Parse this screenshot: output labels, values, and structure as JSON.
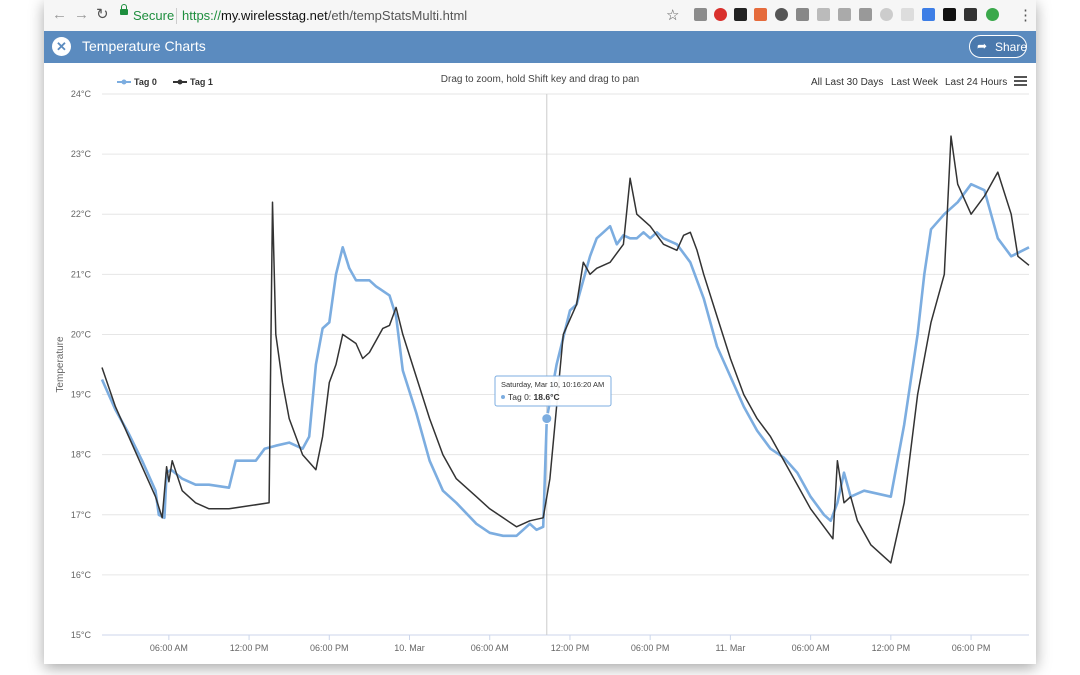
{
  "browser": {
    "back_icon": "arrow-left-icon",
    "forward_icon": "arrow-right-icon",
    "reload_icon": "reload-icon",
    "secure_label": "Secure",
    "url_protocol": "https://",
    "url_host": "my.wirelesstag.net",
    "url_path": "/eth/tempStatsMulti.html",
    "bookmark_icon": "star-icon",
    "menu_icon": "vertical-dots-icon"
  },
  "app": {
    "close_icon": "close-icon",
    "title": "Temperature Charts",
    "share_icon": "share-arrow-icon",
    "share_label": "Share"
  },
  "controls": {
    "hint": "Drag to zoom, hold Shift key and drag to pan",
    "ranges": [
      "All",
      "Last 30 Days",
      "Last Week",
      "Last 24 Hours"
    ],
    "menu_icon": "hamburger-icon"
  },
  "tooltip": {
    "timestamp": "Saturday, Mar 10, 10:16:20 AM",
    "series": "Tag 0",
    "value": "18.6°C"
  },
  "colors": {
    "tag0": "#7cade0",
    "tag1": "#333333",
    "appbar": "#5b8bbf"
  },
  "chart_data": {
    "type": "line",
    "title": "",
    "ylabel": "Temperature",
    "ylim": [
      15,
      24
    ],
    "y_ticks": [
      15,
      16,
      17,
      18,
      19,
      20,
      21,
      22,
      23,
      24
    ],
    "y_tick_labels": [
      "15°C",
      "16°C",
      "17°C",
      "18°C",
      "19°C",
      "20°C",
      "21°C",
      "22°C",
      "23°C",
      "24°C"
    ],
    "x_start": "2018-03-09T01:00",
    "x_end": "2018-03-11T22:20",
    "x_ticks": [
      "2018-03-09T06:00",
      "2018-03-09T12:00",
      "2018-03-09T18:00",
      "2018-03-10T00:00",
      "2018-03-10T06:00",
      "2018-03-10T12:00",
      "2018-03-10T18:00",
      "2018-03-11T00:00",
      "2018-03-11T06:00",
      "2018-03-11T12:00",
      "2018-03-11T18:00"
    ],
    "x_tick_labels": [
      "06:00 AM",
      "12:00 PM",
      "06:00 PM",
      "10. Mar",
      "06:00 AM",
      "12:00 PM",
      "06:00 PM",
      "11. Mar",
      "06:00 AM",
      "12:00 PM",
      "06:00 PM"
    ],
    "grid": true,
    "legend": "top-left",
    "series": [
      {
        "name": "Tag 0",
        "color": "#7cade0",
        "points": [
          [
            "2018-03-09T01:00",
            19.25
          ],
          [
            "2018-03-09T02:00",
            18.75
          ],
          [
            "2018-03-09T03:00",
            18.35
          ],
          [
            "2018-03-09T04:00",
            17.9
          ],
          [
            "2018-03-09T05:00",
            17.4
          ],
          [
            "2018-03-09T05:15",
            17.0
          ],
          [
            "2018-03-09T05:40",
            16.95
          ],
          [
            "2018-03-09T05:50",
            17.7
          ],
          [
            "2018-03-09T06:10",
            17.75
          ],
          [
            "2018-03-09T07:00",
            17.6
          ],
          [
            "2018-03-09T08:00",
            17.5
          ],
          [
            "2018-03-09T09:00",
            17.5
          ],
          [
            "2018-03-09T10:30",
            17.45
          ],
          [
            "2018-03-09T11:00",
            17.9
          ],
          [
            "2018-03-09T12:30",
            17.9
          ],
          [
            "2018-03-09T13:10",
            18.1
          ],
          [
            "2018-03-09T14:00",
            18.15
          ],
          [
            "2018-03-09T15:00",
            18.2
          ],
          [
            "2018-03-09T16:00",
            18.1
          ],
          [
            "2018-03-09T16:30",
            18.3
          ],
          [
            "2018-03-09T17:00",
            19.5
          ],
          [
            "2018-03-09T17:30",
            20.1
          ],
          [
            "2018-03-09T18:00",
            20.2
          ],
          [
            "2018-03-09T18:30",
            21.0
          ],
          [
            "2018-03-09T19:00",
            21.45
          ],
          [
            "2018-03-09T19:30",
            21.1
          ],
          [
            "2018-03-09T20:00",
            20.9
          ],
          [
            "2018-03-09T21:00",
            20.9
          ],
          [
            "2018-03-09T21:30",
            20.8
          ],
          [
            "2018-03-09T22:30",
            20.65
          ],
          [
            "2018-03-09T23:00",
            20.3
          ],
          [
            "2018-03-09T23:30",
            19.4
          ],
          [
            "2018-03-10T00:30",
            18.7
          ],
          [
            "2018-03-10T01:30",
            17.9
          ],
          [
            "2018-03-10T02:30",
            17.4
          ],
          [
            "2018-03-10T03:30",
            17.2
          ],
          [
            "2018-03-10T05:00",
            16.85
          ],
          [
            "2018-03-10T06:00",
            16.7
          ],
          [
            "2018-03-10T07:00",
            16.65
          ],
          [
            "2018-03-10T08:00",
            16.65
          ],
          [
            "2018-03-10T08:30",
            16.75
          ],
          [
            "2018-03-10T09:00",
            16.85
          ],
          [
            "2018-03-10T09:30",
            16.75
          ],
          [
            "2018-03-10T10:00",
            16.8
          ],
          [
            "2018-03-10T10:16",
            18.6
          ],
          [
            "2018-03-10T11:00",
            19.5
          ],
          [
            "2018-03-10T12:00",
            20.4
          ],
          [
            "2018-03-10T12:30",
            20.5
          ],
          [
            "2018-03-10T13:00",
            20.9
          ],
          [
            "2018-03-10T13:30",
            21.3
          ],
          [
            "2018-03-10T14:00",
            21.6
          ],
          [
            "2018-03-10T14:30",
            21.7
          ],
          [
            "2018-03-10T15:00",
            21.8
          ],
          [
            "2018-03-10T15:30",
            21.5
          ],
          [
            "2018-03-10T16:00",
            21.65
          ],
          [
            "2018-03-10T16:30",
            21.6
          ],
          [
            "2018-03-10T17:00",
            21.6
          ],
          [
            "2018-03-10T17:30",
            21.7
          ],
          [
            "2018-03-10T18:00",
            21.6
          ],
          [
            "2018-03-10T18:30",
            21.7
          ],
          [
            "2018-03-10T19:00",
            21.6
          ],
          [
            "2018-03-10T20:00",
            21.5
          ],
          [
            "2018-03-10T21:00",
            21.2
          ],
          [
            "2018-03-10T22:00",
            20.6
          ],
          [
            "2018-03-10T23:00",
            19.8
          ],
          [
            "2018-03-11T00:00",
            19.3
          ],
          [
            "2018-03-11T01:00",
            18.8
          ],
          [
            "2018-03-11T02:00",
            18.4
          ],
          [
            "2018-03-11T03:00",
            18.1
          ],
          [
            "2018-03-11T04:00",
            17.95
          ],
          [
            "2018-03-11T05:00",
            17.7
          ],
          [
            "2018-03-11T06:00",
            17.3
          ],
          [
            "2018-03-11T07:00",
            17.0
          ],
          [
            "2018-03-11T07:30",
            16.9
          ],
          [
            "2018-03-11T08:00",
            17.2
          ],
          [
            "2018-03-11T08:30",
            17.7
          ],
          [
            "2018-03-11T09:00",
            17.3
          ],
          [
            "2018-03-11T10:00",
            17.4
          ],
          [
            "2018-03-11T11:00",
            17.35
          ],
          [
            "2018-03-11T12:00",
            17.3
          ],
          [
            "2018-03-11T13:00",
            18.5
          ],
          [
            "2018-03-11T14:00",
            20.0
          ],
          [
            "2018-03-11T14:30",
            21.0
          ],
          [
            "2018-03-11T15:00",
            21.75
          ],
          [
            "2018-03-11T16:00",
            22.0
          ],
          [
            "2018-03-11T17:00",
            22.2
          ],
          [
            "2018-03-11T18:00",
            22.5
          ],
          [
            "2018-03-11T19:00",
            22.4
          ],
          [
            "2018-03-11T20:00",
            21.6
          ],
          [
            "2018-03-11T21:00",
            21.3
          ],
          [
            "2018-03-11T22:20",
            21.45
          ]
        ]
      },
      {
        "name": "Tag 1",
        "color": "#333333",
        "points": [
          [
            "2018-03-09T01:00",
            19.45
          ],
          [
            "2018-03-09T02:00",
            18.8
          ],
          [
            "2018-03-09T03:00",
            18.3
          ],
          [
            "2018-03-09T04:00",
            17.8
          ],
          [
            "2018-03-09T05:00",
            17.3
          ],
          [
            "2018-03-09T05:30",
            16.95
          ],
          [
            "2018-03-09T05:50",
            17.8
          ],
          [
            "2018-03-09T06:00",
            17.55
          ],
          [
            "2018-03-09T06:15",
            17.9
          ],
          [
            "2018-03-09T07:00",
            17.4
          ],
          [
            "2018-03-09T08:00",
            17.2
          ],
          [
            "2018-03-09T09:00",
            17.1
          ],
          [
            "2018-03-09T10:30",
            17.1
          ],
          [
            "2018-03-09T12:00",
            17.15
          ],
          [
            "2018-03-09T13:30",
            17.2
          ],
          [
            "2018-03-09T13:45",
            22.2
          ],
          [
            "2018-03-09T14:00",
            20.0
          ],
          [
            "2018-03-09T14:30",
            19.2
          ],
          [
            "2018-03-09T15:00",
            18.6
          ],
          [
            "2018-03-09T16:00",
            18.0
          ],
          [
            "2018-03-09T17:00",
            17.75
          ],
          [
            "2018-03-09T17:30",
            18.3
          ],
          [
            "2018-03-09T18:00",
            19.2
          ],
          [
            "2018-03-09T18:30",
            19.5
          ],
          [
            "2018-03-09T19:00",
            20.0
          ],
          [
            "2018-03-09T20:00",
            19.85
          ],
          [
            "2018-03-09T20:30",
            19.6
          ],
          [
            "2018-03-09T21:00",
            19.7
          ],
          [
            "2018-03-09T21:30",
            19.9
          ],
          [
            "2018-03-09T22:00",
            20.1
          ],
          [
            "2018-03-09T22:30",
            20.15
          ],
          [
            "2018-03-09T23:00",
            20.45
          ],
          [
            "2018-03-09T23:30",
            20.0
          ],
          [
            "2018-03-10T00:30",
            19.3
          ],
          [
            "2018-03-10T01:30",
            18.6
          ],
          [
            "2018-03-10T02:30",
            18.0
          ],
          [
            "2018-03-10T03:30",
            17.6
          ],
          [
            "2018-03-10T05:00",
            17.3
          ],
          [
            "2018-03-10T06:00",
            17.1
          ],
          [
            "2018-03-10T07:00",
            16.95
          ],
          [
            "2018-03-10T08:00",
            16.8
          ],
          [
            "2018-03-10T09:00",
            16.9
          ],
          [
            "2018-03-10T10:00",
            16.95
          ],
          [
            "2018-03-10T10:30",
            17.6
          ],
          [
            "2018-03-10T11:00",
            18.8
          ],
          [
            "2018-03-10T11:30",
            20.0
          ],
          [
            "2018-03-10T12:30",
            20.5
          ],
          [
            "2018-03-10T13:00",
            21.2
          ],
          [
            "2018-03-10T13:30",
            21.0
          ],
          [
            "2018-03-10T14:00",
            21.1
          ],
          [
            "2018-03-10T15:00",
            21.2
          ],
          [
            "2018-03-10T16:00",
            21.5
          ],
          [
            "2018-03-10T16:30",
            22.6
          ],
          [
            "2018-03-10T17:00",
            22.0
          ],
          [
            "2018-03-10T18:00",
            21.8
          ],
          [
            "2018-03-10T19:00",
            21.5
          ],
          [
            "2018-03-10T20:00",
            21.4
          ],
          [
            "2018-03-10T20:30",
            21.65
          ],
          [
            "2018-03-10T21:00",
            21.7
          ],
          [
            "2018-03-10T21:30",
            21.4
          ],
          [
            "2018-03-10T22:00",
            21.0
          ],
          [
            "2018-03-10T23:00",
            20.3
          ],
          [
            "2018-03-11T00:00",
            19.6
          ],
          [
            "2018-03-11T01:00",
            19.0
          ],
          [
            "2018-03-11T02:00",
            18.6
          ],
          [
            "2018-03-11T03:00",
            18.3
          ],
          [
            "2018-03-11T04:00",
            17.9
          ],
          [
            "2018-03-11T05:00",
            17.5
          ],
          [
            "2018-03-11T06:00",
            17.1
          ],
          [
            "2018-03-11T07:00",
            16.8
          ],
          [
            "2018-03-11T07:40",
            16.6
          ],
          [
            "2018-03-11T08:00",
            17.9
          ],
          [
            "2018-03-11T08:30",
            17.2
          ],
          [
            "2018-03-11T09:00",
            17.3
          ],
          [
            "2018-03-11T09:30",
            16.9
          ],
          [
            "2018-03-11T10:30",
            16.5
          ],
          [
            "2018-03-11T11:30",
            16.3
          ],
          [
            "2018-03-11T12:00",
            16.2
          ],
          [
            "2018-03-11T13:00",
            17.2
          ],
          [
            "2018-03-11T14:00",
            19.0
          ],
          [
            "2018-03-11T15:00",
            20.2
          ],
          [
            "2018-03-11T16:00",
            21.0
          ],
          [
            "2018-03-11T16:30",
            23.3
          ],
          [
            "2018-03-11T17:00",
            22.5
          ],
          [
            "2018-03-11T18:00",
            22.0
          ],
          [
            "2018-03-11T19:00",
            22.3
          ],
          [
            "2018-03-11T20:00",
            22.7
          ],
          [
            "2018-03-11T21:00",
            22.0
          ],
          [
            "2018-03-11T21:30",
            21.3
          ],
          [
            "2018-03-11T22:20",
            21.15
          ]
        ]
      }
    ]
  }
}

**Stated goal**
Find the string "arrow" in the listing and return every line that holds it.

**Task solution**
    "back_icon": "arrow-left-icon",
    "forward_icon": "arrow-right-icon",
    "share_icon": "share-arrow-icon",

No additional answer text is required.